Dataset rows
==============================

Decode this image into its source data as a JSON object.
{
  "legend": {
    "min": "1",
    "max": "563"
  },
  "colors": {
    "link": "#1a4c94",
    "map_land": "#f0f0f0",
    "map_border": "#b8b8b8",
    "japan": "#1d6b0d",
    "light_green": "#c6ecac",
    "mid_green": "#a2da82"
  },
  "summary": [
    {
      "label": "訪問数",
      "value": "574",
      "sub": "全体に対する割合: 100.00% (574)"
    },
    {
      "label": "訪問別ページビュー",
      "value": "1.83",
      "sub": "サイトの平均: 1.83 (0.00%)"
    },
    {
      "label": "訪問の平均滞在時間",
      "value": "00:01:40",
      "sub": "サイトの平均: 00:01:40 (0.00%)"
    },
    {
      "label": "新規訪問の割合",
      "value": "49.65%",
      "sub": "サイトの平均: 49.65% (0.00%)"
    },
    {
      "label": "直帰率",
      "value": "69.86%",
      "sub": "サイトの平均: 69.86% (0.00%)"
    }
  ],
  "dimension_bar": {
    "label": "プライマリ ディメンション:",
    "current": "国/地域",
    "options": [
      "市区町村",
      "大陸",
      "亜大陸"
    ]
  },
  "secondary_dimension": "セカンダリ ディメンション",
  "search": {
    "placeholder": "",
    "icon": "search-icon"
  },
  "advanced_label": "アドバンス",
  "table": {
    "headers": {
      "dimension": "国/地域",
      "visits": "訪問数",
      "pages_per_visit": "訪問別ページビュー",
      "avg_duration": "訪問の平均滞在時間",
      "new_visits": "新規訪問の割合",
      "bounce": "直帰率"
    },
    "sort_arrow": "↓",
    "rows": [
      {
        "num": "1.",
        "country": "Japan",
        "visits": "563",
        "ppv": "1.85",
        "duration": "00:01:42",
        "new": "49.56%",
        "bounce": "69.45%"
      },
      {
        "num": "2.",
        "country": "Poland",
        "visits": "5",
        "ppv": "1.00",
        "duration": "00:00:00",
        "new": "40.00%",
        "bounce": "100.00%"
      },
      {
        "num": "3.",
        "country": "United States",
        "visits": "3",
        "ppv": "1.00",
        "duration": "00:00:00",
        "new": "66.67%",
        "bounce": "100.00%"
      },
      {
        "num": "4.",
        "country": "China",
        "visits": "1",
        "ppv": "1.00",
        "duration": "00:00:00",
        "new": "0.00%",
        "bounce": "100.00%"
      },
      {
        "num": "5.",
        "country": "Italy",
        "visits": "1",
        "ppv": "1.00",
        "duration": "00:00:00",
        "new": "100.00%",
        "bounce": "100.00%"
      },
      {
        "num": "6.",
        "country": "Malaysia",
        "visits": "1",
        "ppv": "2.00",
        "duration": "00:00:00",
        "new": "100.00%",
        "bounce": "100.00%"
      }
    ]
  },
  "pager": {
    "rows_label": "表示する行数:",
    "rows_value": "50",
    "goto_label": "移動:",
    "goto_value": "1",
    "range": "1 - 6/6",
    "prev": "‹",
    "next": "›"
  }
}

==============================

WHAT THE EXERCISE ASKS:
Extract all the material, leaving every line as it is.

RESPONSE BELOW:
Decode this image into its source data as a JSON object.
{
  "legend": {
    "min": "1",
    "max": "563"
  },
  "colors": {
    "link": "#1a4c94",
    "map_land": "#f0f0f0",
    "map_border": "#b8b8b8",
    "japan": "#1d6b0d",
    "light_green": "#c6ecac",
    "mid_green": "#a2da82"
  },
  "summary": [
    {
      "label": "訪問数",
      "value": "574",
      "sub": "全体に対する割合: 100.00% (574)"
    },
    {
      "label": "訪問別ページビュー",
      "value": "1.83",
      "sub": "サイトの平均: 1.83 (0.00%)"
    },
    {
      "label": "訪問の平均滞在時間",
      "value": "00:01:40",
      "sub": "サイトの平均: 00:01:40 (0.00%)"
    },
    {
      "label": "新規訪問の割合",
      "value": "49.65%",
      "sub": "サイトの平均: 49.65% (0.00%)"
    },
    {
      "label": "直帰率",
      "value": "69.86%",
      "sub": "サイトの平均: 69.86% (0.00%)"
    }
  ],
  "dimension_bar": {
    "label": "プライマリ ディメンション:",
    "current": "国/地域",
    "options": [
      "市区町村",
      "大陸",
      "亜大陸"
    ]
  },
  "secondary_dimension": "セカンダリ ディメンション",
  "search": {
    "placeholder": "",
    "icon": "search-icon"
  },
  "advanced_label": "アドバンス",
  "table": {
    "headers": {
      "dimension": "国/地域",
      "visits": "訪問数",
      "pages_per_visit": "訪問別ページビュー",
      "avg_duration": "訪問の平均滞在時間",
      "new_visits": "新規訪問の割合",
      "bounce": "直帰率"
    },
    "sort_arrow": "↓",
    "rows": [
      {
        "num": "1.",
        "country": "Japan",
        "visits": "563",
        "ppv": "1.85",
        "duration": "00:01:42",
        "new": "49.56%",
        "bounce": "69.45%"
      },
      {
        "num": "2.",
        "country": "Poland",
        "visits": "5",
        "ppv": "1.00",
        "duration": "00:00:00",
        "new": "40.00%",
        "bounce": "100.00%"
      },
      {
        "num": "3.",
        "country": "United States",
        "visits": "3",
        "ppv": "1.00",
        "duration": "00:00:00",
        "new": "66.67%",
        "bounce": "100.00%"
      },
      {
        "num": "4.",
        "country": "China",
        "visits": "1",
        "ppv": "1.00",
        "duration": "00:00:00",
        "new": "0.00%",
        "bounce": "100.00%"
      },
      {
        "num": "5.",
        "country": "Italy",
        "visits": "1",
        "ppv": "1.00",
        "duration": "00:00:00",
        "new": "100.00%",
        "bounce": "100.00%"
      },
      {
        "num": "6.",
        "country": "Malaysia",
        "visits": "1",
        "ppv": "2.00",
        "duration": "00:00:00",
        "new": "100.00%",
        "bounce": "100.00%"
      }
    ]
  },
  "pager": {
    "rows_label": "表示する行数:",
    "rows_value": "50",
    "goto_label": "移動:",
    "goto_value": "1",
    "range": "1 - 6/6",
    "prev": "‹",
    "next": "›"
  }
}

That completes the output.